- _Short problem_: Emit only the lines from the line containing "Read out every word on this page." through the last line of the entries, unchanged.

- _Supplied material_:

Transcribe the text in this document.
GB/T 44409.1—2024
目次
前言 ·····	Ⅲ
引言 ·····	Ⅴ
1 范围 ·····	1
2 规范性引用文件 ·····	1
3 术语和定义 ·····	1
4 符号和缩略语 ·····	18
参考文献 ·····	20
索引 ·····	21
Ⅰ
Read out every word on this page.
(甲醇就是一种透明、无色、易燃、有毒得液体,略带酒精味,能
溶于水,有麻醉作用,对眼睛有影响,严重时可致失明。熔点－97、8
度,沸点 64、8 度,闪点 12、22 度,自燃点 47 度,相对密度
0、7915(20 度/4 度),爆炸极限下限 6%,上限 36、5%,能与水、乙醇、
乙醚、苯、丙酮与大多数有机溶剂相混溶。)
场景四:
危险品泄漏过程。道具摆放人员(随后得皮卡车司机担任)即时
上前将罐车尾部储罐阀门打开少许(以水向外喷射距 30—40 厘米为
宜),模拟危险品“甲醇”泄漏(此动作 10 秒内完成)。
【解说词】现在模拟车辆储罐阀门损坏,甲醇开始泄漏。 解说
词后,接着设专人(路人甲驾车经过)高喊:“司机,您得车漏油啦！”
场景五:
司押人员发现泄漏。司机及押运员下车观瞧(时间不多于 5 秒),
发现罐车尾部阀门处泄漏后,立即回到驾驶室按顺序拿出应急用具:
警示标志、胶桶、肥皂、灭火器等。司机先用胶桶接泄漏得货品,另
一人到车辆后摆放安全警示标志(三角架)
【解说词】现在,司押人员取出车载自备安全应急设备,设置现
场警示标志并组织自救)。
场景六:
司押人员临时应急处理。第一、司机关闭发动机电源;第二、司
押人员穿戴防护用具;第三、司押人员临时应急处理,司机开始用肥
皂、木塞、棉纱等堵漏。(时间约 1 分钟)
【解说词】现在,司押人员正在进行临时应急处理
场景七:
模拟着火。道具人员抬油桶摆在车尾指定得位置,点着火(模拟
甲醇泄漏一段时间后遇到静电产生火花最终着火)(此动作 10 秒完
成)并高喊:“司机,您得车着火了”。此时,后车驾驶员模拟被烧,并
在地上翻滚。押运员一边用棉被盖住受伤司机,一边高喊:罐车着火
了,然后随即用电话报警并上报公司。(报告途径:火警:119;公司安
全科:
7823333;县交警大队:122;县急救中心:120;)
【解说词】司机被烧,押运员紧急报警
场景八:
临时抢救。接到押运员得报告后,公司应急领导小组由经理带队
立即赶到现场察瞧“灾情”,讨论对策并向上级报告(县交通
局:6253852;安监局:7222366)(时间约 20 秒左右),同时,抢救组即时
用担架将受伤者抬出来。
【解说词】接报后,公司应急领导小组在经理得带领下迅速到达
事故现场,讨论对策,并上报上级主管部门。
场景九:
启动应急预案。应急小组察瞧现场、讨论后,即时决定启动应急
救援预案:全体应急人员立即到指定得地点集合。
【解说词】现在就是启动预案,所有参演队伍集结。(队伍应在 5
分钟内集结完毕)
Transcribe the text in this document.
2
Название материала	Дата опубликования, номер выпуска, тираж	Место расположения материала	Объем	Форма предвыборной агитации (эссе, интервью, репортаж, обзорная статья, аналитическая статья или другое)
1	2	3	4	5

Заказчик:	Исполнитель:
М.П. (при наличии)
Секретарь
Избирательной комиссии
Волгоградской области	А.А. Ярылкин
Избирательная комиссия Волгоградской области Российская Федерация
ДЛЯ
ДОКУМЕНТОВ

- _Solution_:
Read out every word on this page.
(甲醇就是一种透明、无色、易燃、有毒得液体,略带酒精味,能
溶于水,有麻醉作用,对眼睛有影响,严重时可致失明。熔点－97、8
度,沸点 64、8 度,闪点 12、22 度,自燃点 47 度,相对密度
0、7915(20 度/4 度),爆炸极限下限 6%,上限 36、5%,能与水、乙醇、
乙醚、苯、丙酮与大多数有机溶剂相混溶。)
场景四:
危险品泄漏过程。道具摆放人员(随后得皮卡车司机担任)即时
上前将罐车尾部储罐阀门打开少许(以水向外喷射距 30—40 厘米为
宜),模拟危险品“甲醇”泄漏(此动作 10 秒内完成)。
【解说词】现在模拟车辆储罐阀门损坏,甲醇开始泄漏。 解说
词后,接着设专人(路人甲驾车经过)高喊:“司机,您得车漏油啦！”
场景五:
司押人员发现泄漏。司机及押运员下车观瞧(时间不多于 5 秒),
发现罐车尾部阀门处泄漏后,立即回到驾驶室按顺序拿出应急用具:
警示标志、胶桶、肥皂、灭火器等。司机先用胶桶接泄漏得货品,另
一人到车辆后摆放安全警示标志(三角架)
【解说词】现在,司押人员取出车载自备安全应急设备,设置现
场警示标志并组织自救)。
场景六:
司押人员临时应急处理。第一、司机关闭发动机电源;第二、司
押人员穿戴防护用具;第三、司押人员临时应急处理,司机开始用肥
皂、木塞、棉纱等堵漏。(时间约 1 分钟)
【解说词】现在,司押人员正在进行临时应急处理
场景七:
模拟着火。道具人员抬油桶摆在车尾指定得位置,点着火(模拟
甲醇泄漏一段时间后遇到静电产生火花最终着火)(此动作 10 秒完
成)并高喊:“司机,您得车着火了”。此时,后车驾驶员模拟被烧,并
在地上翻滚。押运员一边用棉被盖住受伤司机,一边高喊:罐车着火
了,然后随即用电话报警并上报公司。(报告途径:火警:119;公司安
全科:
7823333;县交警大队:122;县急救中心:120;)
【解说词】司机被烧,押运员紧急报警
场景八:
临时抢救。接到押运员得报告后,公司应急领导小组由经理带队
立即赶到现场察瞧“灾情”,讨论对策并向上级报告(县交通
局:6253852;安监局:7222366)(时间约 20 秒左右),同时,抢救组即时
用担架将受伤者抬出来。
【解说词】接报后,公司应急领导小组在经理得带领下迅速到达
事故现场,讨论对策,并上报上级主管部门。
场景九:
启动应急预案。应急小组察瞧现场、讨论后,即时决定启动应急
救援预案:全体应急人员立即到指定得地点集合。
【解说词】现在就是启动预案,所有参演队伍集结。(队伍应在 5
分钟内集结完毕)
Transcribe the text in this document.
2
Название материала	Дата опубликования, номер выпуска, тираж	Место расположения материала	Объем	Форма предвыборной агитации (эссе, интервью, репортаж, обзорная статья, аналитическая статья или другое)
1	2	3	4	5

Заказчик:	Исполнитель:
М.П. (при наличии)
Секретарь
Избирательной комиссии
Волгоградской области	А.А. Ярылкин
Избирательная комиссия Волгоградской области Российская Федерация
ДЛЯ
ДОКУМЕНТОВ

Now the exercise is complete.